_AIM_. Without the images, output each record below as it stands.
-- DATA start --
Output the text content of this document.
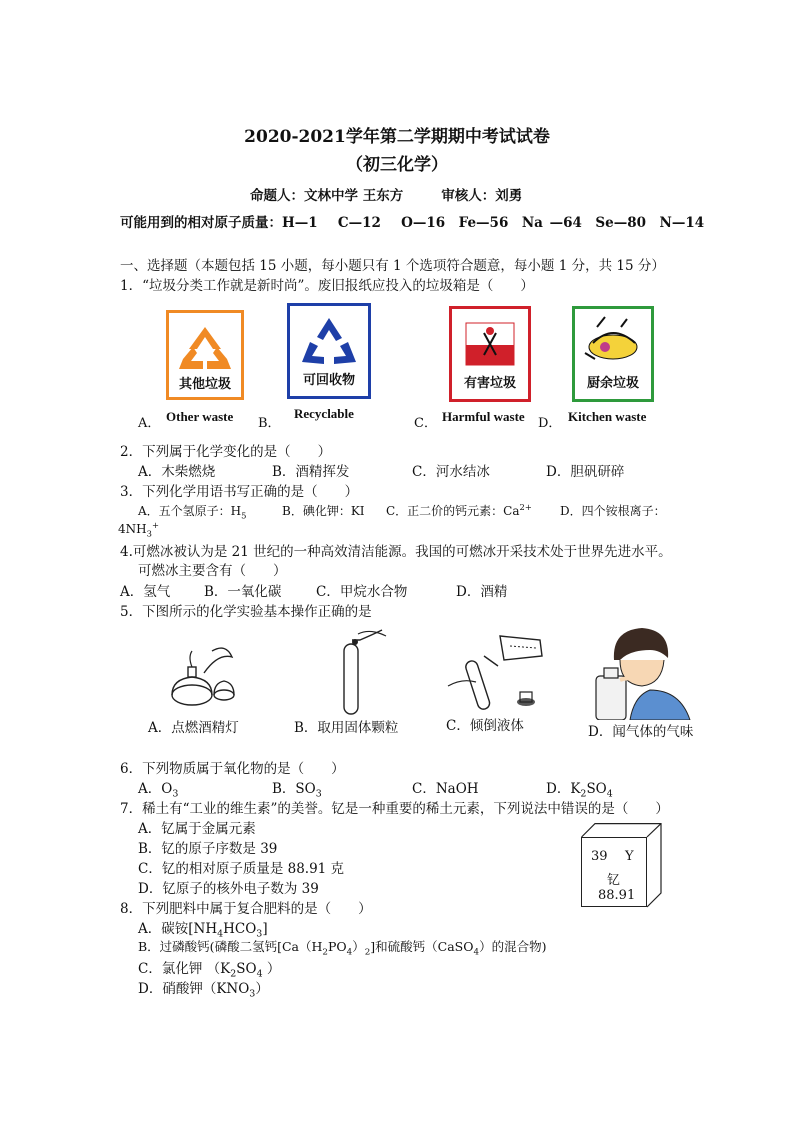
2020-2021学年第二学期期中考试试卷
（初三化学）
命题人：文林中学 王东方	审核人：刘勇
可能用到的相对原子质量：H—1　 C—12　 O—16　Fe—56　Na —64　Se—80　N—14
一、选择题（本题包括 15 小题，每小题只有 1 个选项符合题意，每小题 1 分，共 15 分）
1．“垃圾分类工作就是新时尚”。废旧报纸应投入的垃圾箱是（　　）
其他垃圾
A． Other waste
可回收物
B．
Recyclable
有害垃圾
C． Harmful waste
厨余垃圾
D． Kitchen waste
2．下列属于化学变化的是（　　）
A．木柴燃烧	B．酒精挥发	C．河水结冰	D．胆矾研碎
3．下列化学用语书写正确的是（　　）
A．五个氢原子：$H_5$	B．碘化钾：KI C．正二价的钙元素：$Ca^{2+}$ D．四个铵根离子：
$4NH_3^+$
4.可燃冰被认为是 21 世纪的一种高效清洁能源。我国的可燃冰开采技术处于世界先进水平。
可燃冰主要含有（　　）
A．氢气	B．一氧化碳	C．甲烷水合物	D．酒精
5．下图所示的化学实验基本操作正确的是
A．点燃酒精灯	B．取用固体颗粒	C．倾倒液体	D．闻气体的气味
6．下列物质属于氧化物的是（　　）
A．$O_3$	B．$SO_3$	C．NaOH	D．$K_2SO_4$
7．稀土有“工业的维生素”的美誉。钇是一种重要的稀土元素，下列说法中错误的是（　　）
A．钇属于金属元素
B．钇的原子序数是 39
C．钇的相对原子质量是 88.91 克
D．钇原子的核外电子数为 39
39 Y
钇
88.91
8．下列肥料中属于复合肥料的是（　　）
A．碳铵$[NH_4HCO_3]$
B．过磷酸钙(磷酸二氢钙$[Ca(H_2PO_4)_2]$和硫酸钙（CaSO$_4$）的混合物)
C．氯化钾 （$K_2SO_4$ ）
D．硝酸钾$(KNO_3)$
-- DATA end --
_RESPONSE TO THE TASK_.
Output the text content of this document.
2020-2021学年第二学期期中考试试卷
（初三化学）
命题人：文林中学 王东方	审核人：刘勇
可能用到的相对原子质量：H—1　 C—12　 O—16　Fe—56　Na —64　Se—80　N—14
一、选择题（本题包括 15 小题，每小题只有 1 个选项符合题意，每小题 1 分，共 15 分）
1．“垃圾分类工作就是新时尚”。废旧报纸应投入的垃圾箱是（　　）
其他垃圾
A． Other waste
可回收物
B．
Recyclable
有害垃圾
C． Harmful waste
厨余垃圾
D． Kitchen waste
2．下列属于化学变化的是（　　）
A．木柴燃烧	B．酒精挥发	C．河水结冰	D．胆矾研碎
3．下列化学用语书写正确的是（　　）
A．五个氢原子：$H_5$	B．碘化钾：KI C．正二价的钙元素：$Ca^{2+}$ D．四个铵根离子：
$4NH_3^+$
4.可燃冰被认为是 21 世纪的一种高效清洁能源。我国的可燃冰开采技术处于世界先进水平。
可燃冰主要含有（　　）
A．氢气	B．一氧化碳	C．甲烷水合物	D．酒精
5．下图所示的化学实验基本操作正确的是
A．点燃酒精灯	B．取用固体颗粒	C．倾倒液体	D．闻气体的气味
6．下列物质属于氧化物的是（　　）
A．$O_3$	B．$SO_3$	C．NaOH	D．$K_2SO_4$
7．稀土有“工业的维生素”的美誉。钇是一种重要的稀土元素，下列说法中错误的是（　　）
A．钇属于金属元素
B．钇的原子序数是 39
C．钇的相对原子质量是 88.91 克
D．钇原子的核外电子数为 39
39 Y
钇
88.91
8．下列肥料中属于复合肥料的是（　　）
A．碳铵$[NH_4HCO_3]$
B．过磷酸钙(磷酸二氢钙$[Ca(H_2PO_4)_2]$和硫酸钙（CaSO$_4$）的混合物)
C．氯化钾 （$K_2SO_4$ ）
D．硝酸钾$(KNO_3)$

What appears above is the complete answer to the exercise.